> _Given task_:
Omit the pictures and retype only the lines from the one containing "What data populates" through the end of the listing, both ends included.
▬▬▬
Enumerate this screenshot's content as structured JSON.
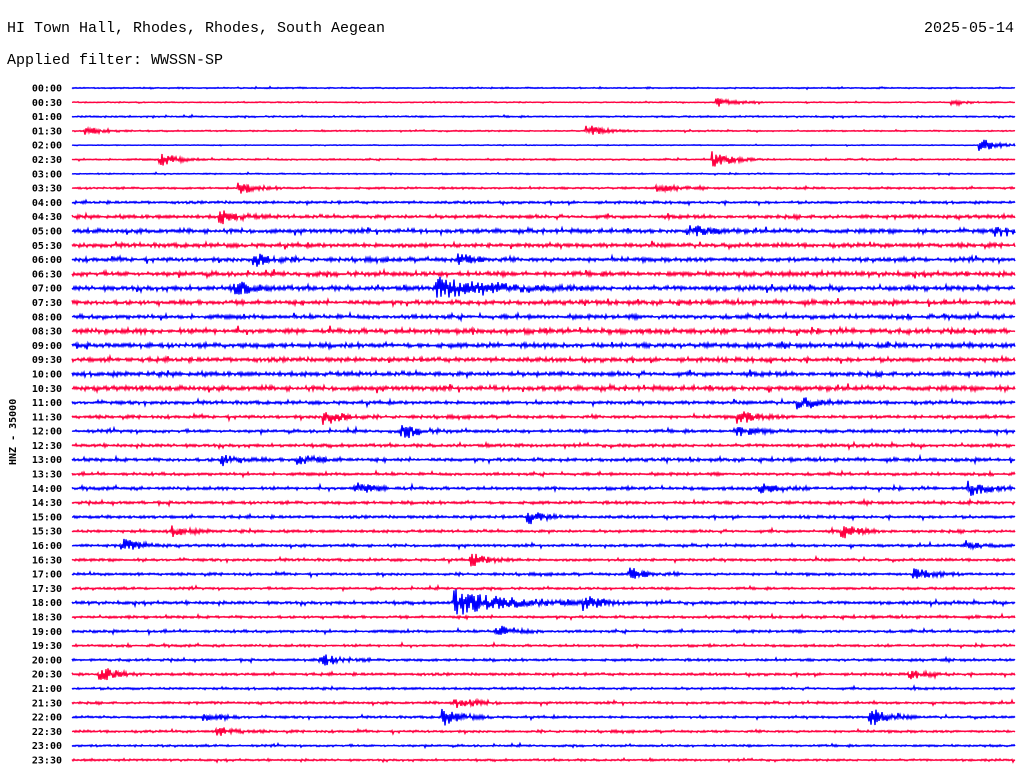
{
  "header": {
    "station": "HI Town Hall, Rhodes, Rhodes, South Aegean",
    "date": "2025-05-14",
    "filter": "Applied filter: WWSSN-SP"
  },
  "chart_data": {
    "type": "line",
    "title": "HI Town Hall, Rhodes, Rhodes, South Aegean",
    "ylabel": "HNZ - 35000",
    "minutes_per_row": 30,
    "colors": [
      "#0000ff",
      "#ff0040"
    ],
    "row_labels": [
      "00:00",
      "00:30",
      "01:00",
      "01:30",
      "02:00",
      "02:30",
      "03:00",
      "03:30",
      "04:00",
      "04:30",
      "05:00",
      "05:30",
      "06:00",
      "06:30",
      "07:00",
      "07:30",
      "08:00",
      "08:30",
      "09:00",
      "09:30",
      "10:00",
      "10:30",
      "11:00",
      "11:30",
      "12:00",
      "12:30",
      "13:00",
      "13:30",
      "14:00",
      "14:30",
      "15:00",
      "15:30",
      "16:00",
      "16:30",
      "17:00",
      "17:30",
      "18:00",
      "18:30",
      "19:00",
      "19:30",
      "20:00",
      "20:30",
      "21:00",
      "21:30",
      "22:00",
      "22:30",
      "23:00",
      "23:30"
    ],
    "noise_level": [
      0.5,
      0.4,
      0.6,
      0.5,
      0.3,
      0.6,
      0.5,
      0.8,
      1.0,
      1.4,
      1.6,
      1.6,
      1.6,
      1.8,
      1.8,
      1.7,
      1.6,
      2.0,
      1.9,
      1.7,
      1.8,
      1.8,
      1.3,
      1.2,
      1.2,
      1.2,
      1.3,
      1.1,
      1.2,
      1.2,
      1.1,
      1.1,
      1.0,
      1.0,
      1.0,
      0.9,
      1.2,
      1.0,
      1.0,
      0.9,
      1.0,
      1.0,
      0.9,
      0.9,
      0.9,
      0.9,
      0.8,
      0.8
    ],
    "events": [
      {
        "row": "00:30",
        "minute": 20.6,
        "amp": 2
      },
      {
        "row": "00:30",
        "minute": 28.1,
        "amp": 1
      },
      {
        "row": "01:30",
        "minute": 0.5,
        "amp": 2
      },
      {
        "row": "01:30",
        "minute": 16.5,
        "amp": 2.5
      },
      {
        "row": "02:00",
        "minute": 29,
        "amp": 3
      },
      {
        "row": "02:30",
        "minute": 2.9,
        "amp": 3
      },
      {
        "row": "02:30",
        "minute": 20.5,
        "amp": 4
      },
      {
        "row": "03:30",
        "minute": 5.4,
        "amp": 2.5
      },
      {
        "row": "03:30",
        "minute": 18.7,
        "amp": 2
      },
      {
        "row": "04:30",
        "minute": 4.8,
        "amp": 3
      },
      {
        "row": "05:00",
        "minute": 19.8,
        "amp": 3
      },
      {
        "row": "05:00",
        "minute": 29.5,
        "amp": 2
      },
      {
        "row": "06:00",
        "minute": 5.9,
        "amp": 3
      },
      {
        "row": "06:00",
        "minute": 12.4,
        "amp": 2.5
      },
      {
        "row": "07:00",
        "minute": 5.3,
        "amp": 3
      },
      {
        "row": "07:00",
        "minute": 11.7,
        "amp": 5
      },
      {
        "row": "11:00",
        "minute": 23.2,
        "amp": 3
      },
      {
        "row": "11:30",
        "minute": 8.1,
        "amp": 4
      },
      {
        "row": "11:30",
        "minute": 21.3,
        "amp": 3
      },
      {
        "row": "12:00",
        "minute": 10.6,
        "amp": 3
      },
      {
        "row": "12:00",
        "minute": 21.2,
        "amp": 3
      },
      {
        "row": "13:00",
        "minute": 4.8,
        "amp": 2.5
      },
      {
        "row": "13:00",
        "minute": 7.3,
        "amp": 2.5
      },
      {
        "row": "14:00",
        "minute": 9.1,
        "amp": 3
      },
      {
        "row": "14:00",
        "minute": 22.0,
        "amp": 2.5
      },
      {
        "row": "14:00",
        "minute": 28.6,
        "amp": 4
      },
      {
        "row": "15:00",
        "minute": 14.6,
        "amp": 3
      },
      {
        "row": "15:30",
        "minute": 3.2,
        "amp": 2.5
      },
      {
        "row": "15:30",
        "minute": 24.6,
        "amp": 3
      },
      {
        "row": "16:00",
        "minute": 1.7,
        "amp": 3
      },
      {
        "row": "16:00",
        "minute": 28.5,
        "amp": 2
      },
      {
        "row": "16:30",
        "minute": 12.8,
        "amp": 3
      },
      {
        "row": "17:00",
        "minute": 17.8,
        "amp": 3
      },
      {
        "row": "17:00",
        "minute": 26.9,
        "amp": 3
      },
      {
        "row": "18:00",
        "minute": 12.3,
        "amp": 6
      },
      {
        "row": "18:00",
        "minute": 16.4,
        "amp": 3
      },
      {
        "row": "19:00",
        "minute": 13.6,
        "amp": 2.5
      },
      {
        "row": "20:00",
        "minute": 8.0,
        "amp": 3
      },
      {
        "row": "20:30",
        "minute": 1.0,
        "amp": 3
      },
      {
        "row": "20:30",
        "minute": 26.7,
        "amp": 2
      },
      {
        "row": "21:30",
        "minute": 12.3,
        "amp": 3
      },
      {
        "row": "22:00",
        "minute": 4.3,
        "amp": 2
      },
      {
        "row": "22:00",
        "minute": 11.9,
        "amp": 4
      },
      {
        "row": "22:00",
        "minute": 25.5,
        "amp": 4
      },
      {
        "row": "22:30",
        "minute": 4.7,
        "amp": 2
      }
    ]
  }
}
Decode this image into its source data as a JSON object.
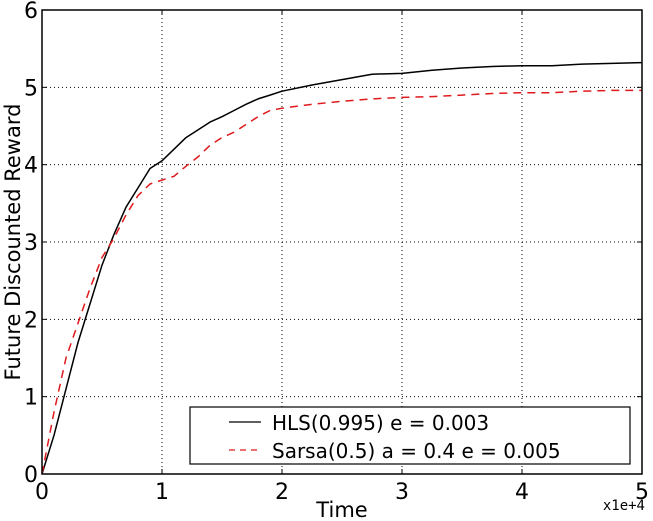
{
  "chart_data": {
    "type": "line",
    "title": "",
    "xlabel": "Time",
    "ylabel": "Future Discounted Reward",
    "x_multiplier": "x1e+4",
    "xlim": [
      0,
      5
    ],
    "ylim": [
      0,
      6
    ],
    "xticks": [
      "0",
      "1",
      "2",
      "3",
      "4",
      "5"
    ],
    "yticks": [
      "0",
      "1",
      "2",
      "3",
      "4",
      "5",
      "6"
    ],
    "grid": true,
    "legend_position": "lower right",
    "series": [
      {
        "name": "HLS(0.995) e = 0.003",
        "color": "#000000",
        "style": "solid",
        "x": [
          0,
          0.1,
          0.2,
          0.3,
          0.4,
          0.5,
          0.6,
          0.7,
          0.8,
          0.9,
          1.0,
          1.1,
          1.2,
          1.3,
          1.4,
          1.5,
          1.6,
          1.7,
          1.8,
          1.9,
          2.0,
          2.25,
          2.5,
          2.75,
          3.0,
          3.25,
          3.5,
          3.75,
          4.0,
          4.25,
          4.5,
          4.75,
          5.0
        ],
        "values": [
          0,
          0.5,
          1.1,
          1.7,
          2.2,
          2.7,
          3.1,
          3.45,
          3.7,
          3.95,
          4.05,
          4.2,
          4.35,
          4.45,
          4.55,
          4.62,
          4.7,
          4.78,
          4.85,
          4.9,
          4.95,
          5.03,
          5.1,
          5.17,
          5.18,
          5.22,
          5.25,
          5.27,
          5.28,
          5.28,
          5.3,
          5.31,
          5.32
        ]
      },
      {
        "name": "Sarsa(0.5) a = 0.4 e = 0.005",
        "color": "#e0191d",
        "style": "dashed",
        "x": [
          0,
          0.1,
          0.2,
          0.3,
          0.4,
          0.5,
          0.6,
          0.7,
          0.8,
          0.9,
          1.0,
          1.1,
          1.2,
          1.3,
          1.4,
          1.5,
          1.6,
          1.7,
          1.8,
          1.9,
          2.0,
          2.25,
          2.5,
          2.75,
          3.0,
          3.25,
          3.5,
          3.75,
          4.0,
          4.25,
          4.5,
          4.75,
          5.0
        ],
        "values": [
          0,
          0.8,
          1.5,
          1.95,
          2.4,
          2.8,
          3.05,
          3.35,
          3.6,
          3.75,
          3.8,
          3.85,
          3.98,
          4.1,
          4.25,
          4.35,
          4.42,
          4.52,
          4.62,
          4.7,
          4.73,
          4.78,
          4.82,
          4.85,
          4.87,
          4.88,
          4.9,
          4.92,
          4.93,
          4.93,
          4.95,
          4.96,
          4.96
        ]
      }
    ]
  }
}
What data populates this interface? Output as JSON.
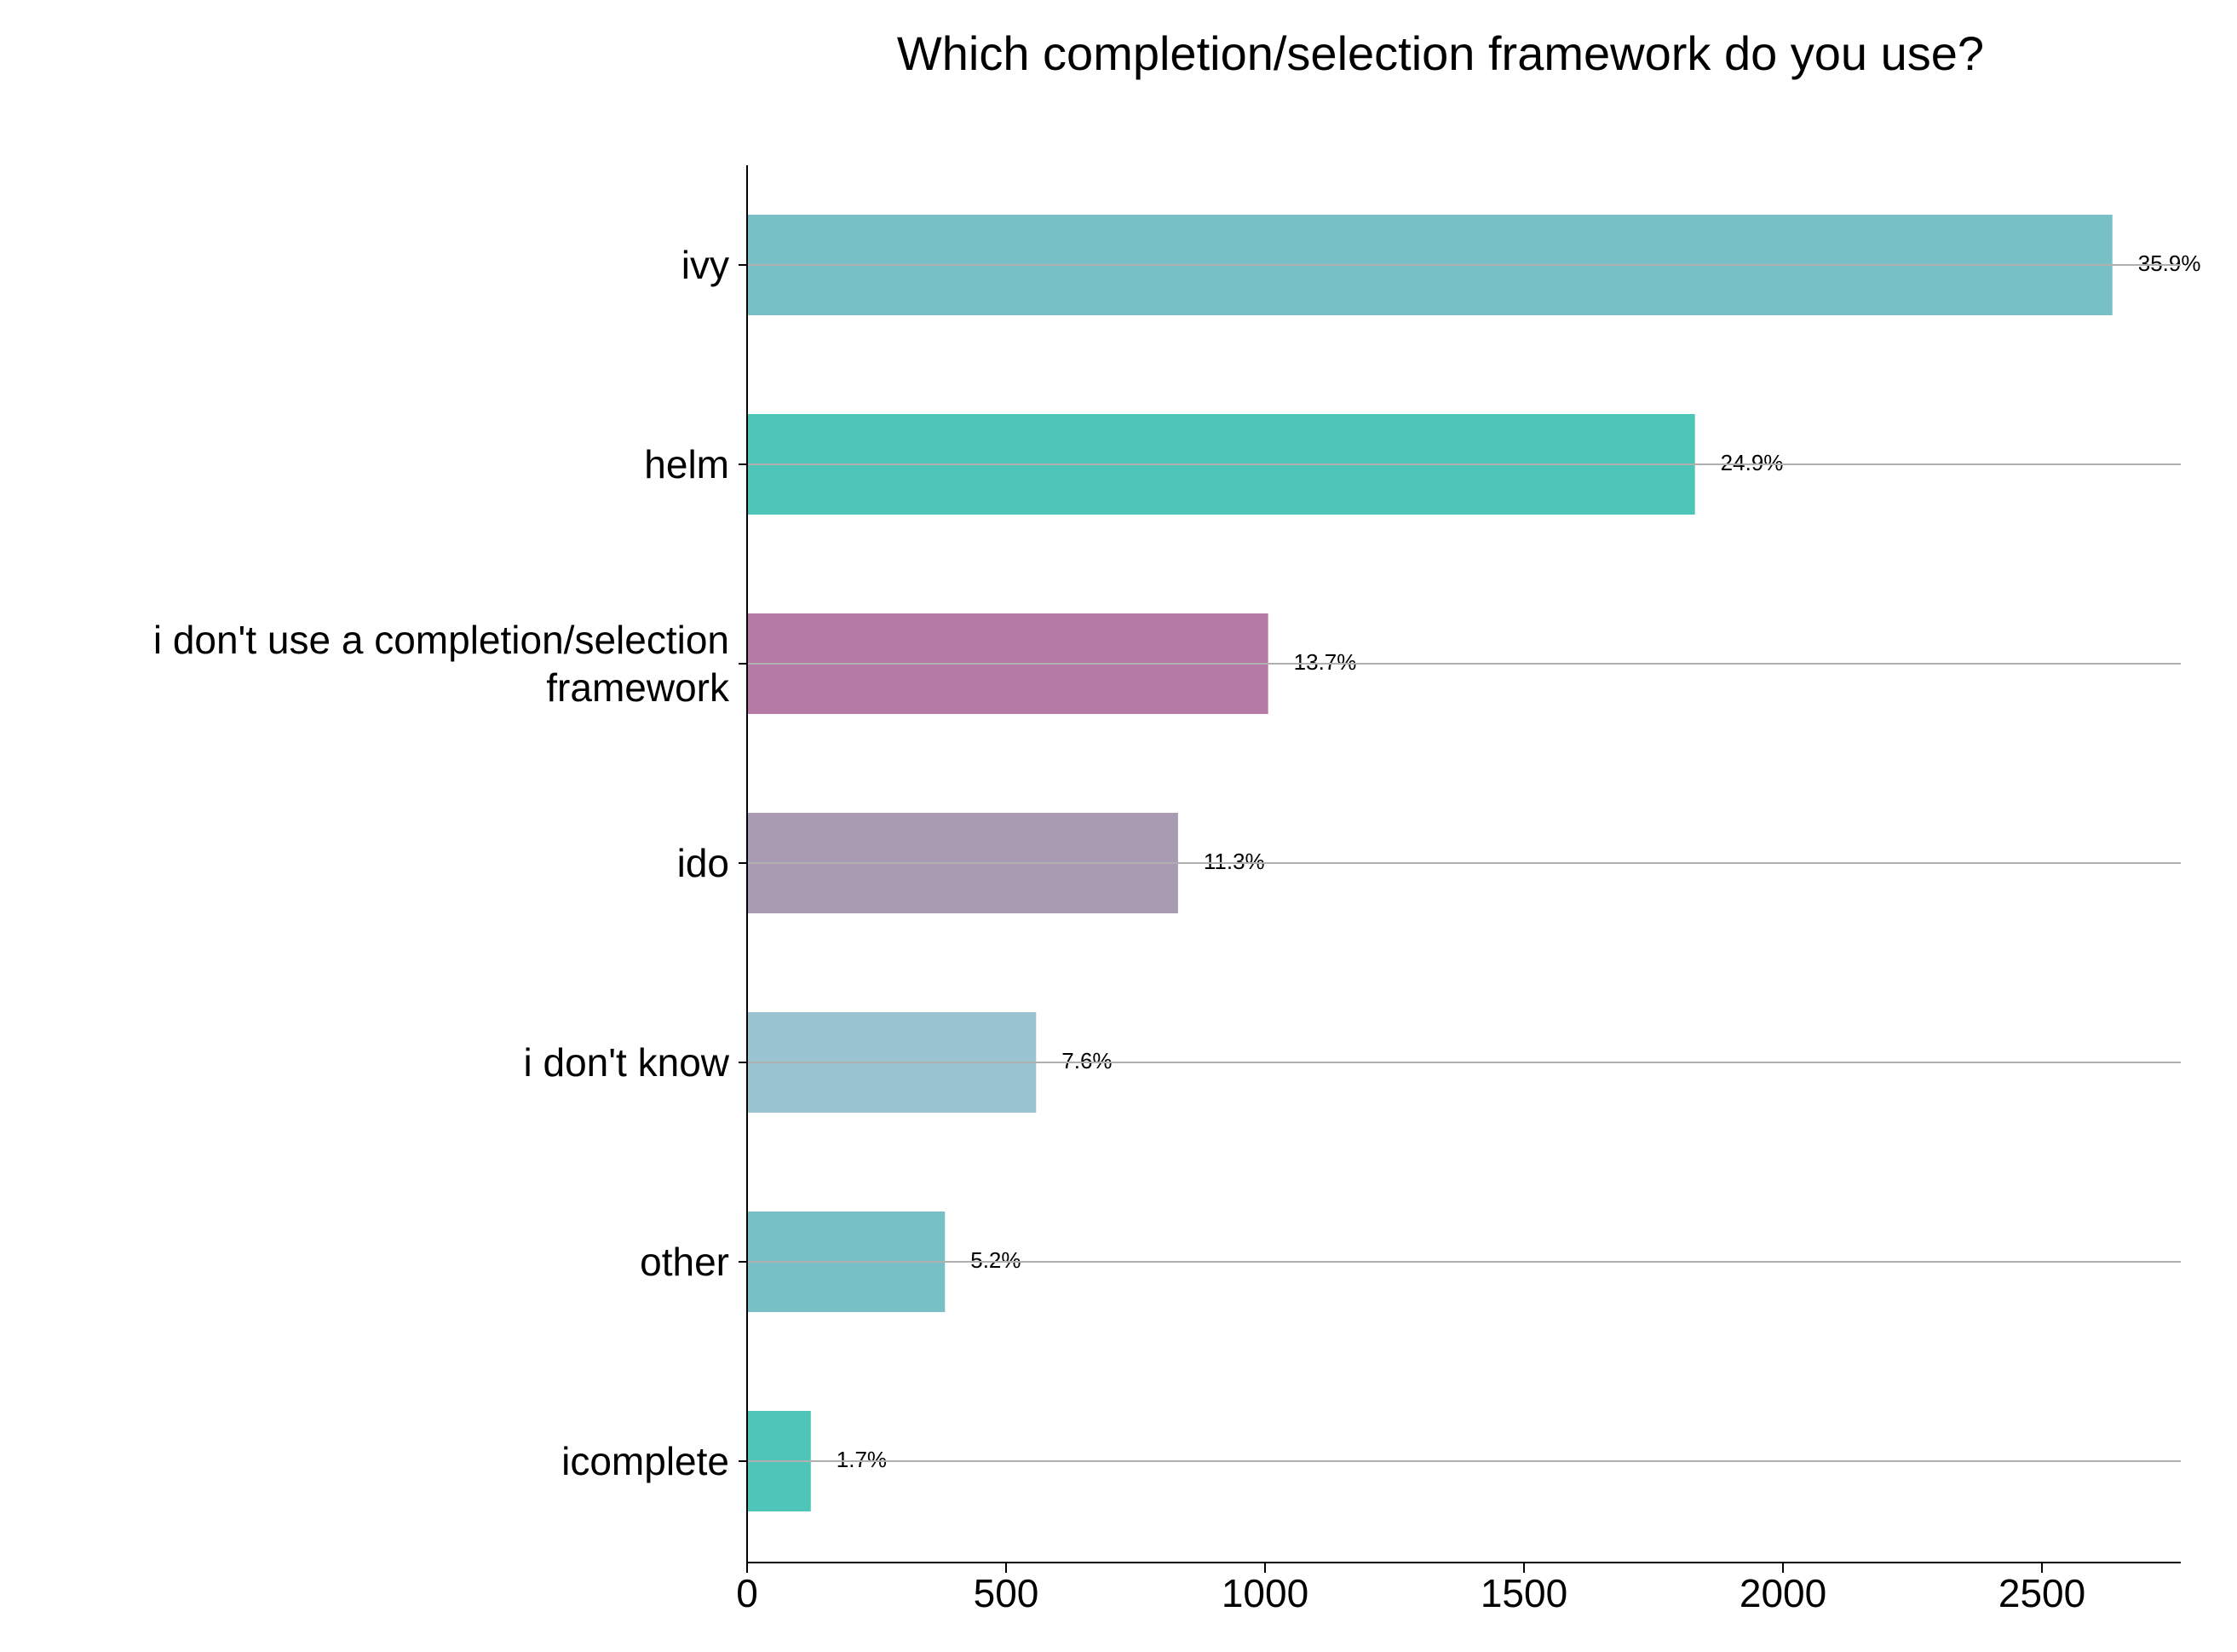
{
  "chart_data": {
    "type": "barh",
    "title": "Which completion/selection framework do you use?",
    "categories": [
      "ivy",
      "helm",
      "i don't use a completion/selection\nframework",
      "ido",
      "i don't know",
      "other",
      "icomplete"
    ],
    "values": [
      2636,
      1830,
      1006,
      832,
      558,
      382,
      123
    ],
    "percent_labels": [
      "35.9%",
      "24.9%",
      "13.7%",
      "11.3%",
      "7.6%",
      "5.2%",
      "1.7%"
    ],
    "colors": [
      "#76c0c6",
      "#4dc6b8",
      "#b57aa5",
      "#a89bb2",
      "#9bc4d1",
      "#76c0c6",
      "#4dc6b8"
    ],
    "xlim": [
      0,
      2768
    ],
    "xticks": [
      0,
      500,
      1000,
      1500,
      2000,
      2500
    ],
    "category_lines": true
  }
}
▬▬▬
> _The output_:
What data populates this interface? Output as JSON.
{
  "chart_data": {
    "type": "barh",
    "title": "Which completion/selection framework do you use?",
    "categories": [
      "ivy",
      "helm",
      "i don't use a completion/selection\nframework",
      "ido",
      "i don't know",
      "other",
      "icomplete"
    ],
    "values": [
      2636,
      1830,
      1006,
      832,
      558,
      382,
      123
    ],
    "percent_labels": [
      "35.9%",
      "24.9%",
      "13.7%",
      "11.3%",
      "7.6%",
      "5.2%",
      "1.7%"
    ],
    "colors": [
      "#76c0c6",
      "#4dc6b8",
      "#b57aa5",
      "#a89bb2",
      "#9bc4d1",
      "#76c0c6",
      "#4dc6b8"
    ],
    "xlim": [
      0,
      2768
    ],
    "xticks": [
      0,
      500,
      1000,
      1500,
      2000,
      2500
    ],
    "category_lines": true
  }
}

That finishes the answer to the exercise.